- Raw records

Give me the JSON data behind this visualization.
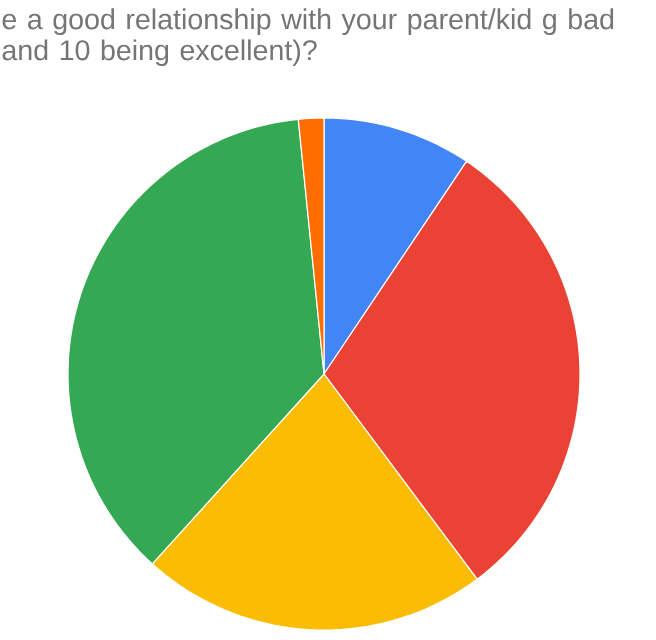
{
  "chart_data": {
    "type": "pie",
    "title": "e a good relationship with your parent/kid g bad and 10 being excellent)?",
    "categories": [
      null,
      null,
      null,
      null,
      null
    ],
    "values": [
      9.4,
      30.4,
      21.9,
      36.7,
      1.6
    ],
    "colors": [
      "#4285f4",
      "#ea4335",
      "#fbbc04",
      "#34a853",
      "#ff6d01"
    ]
  }
}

- Objective
Copy out all of the material exactly as written, without its pictures.

- Task answer
Give me the JSON data behind this visualization.
{
  "chart_data": {
    "type": "pie",
    "title": "e a good relationship with your parent/kid g bad and 10 being excellent)?",
    "categories": [
      null,
      null,
      null,
      null,
      null
    ],
    "values": [
      9.4,
      30.4,
      21.9,
      36.7,
      1.6
    ],
    "colors": [
      "#4285f4",
      "#ea4335",
      "#fbbc04",
      "#34a853",
      "#ff6d01"
    ]
  }
}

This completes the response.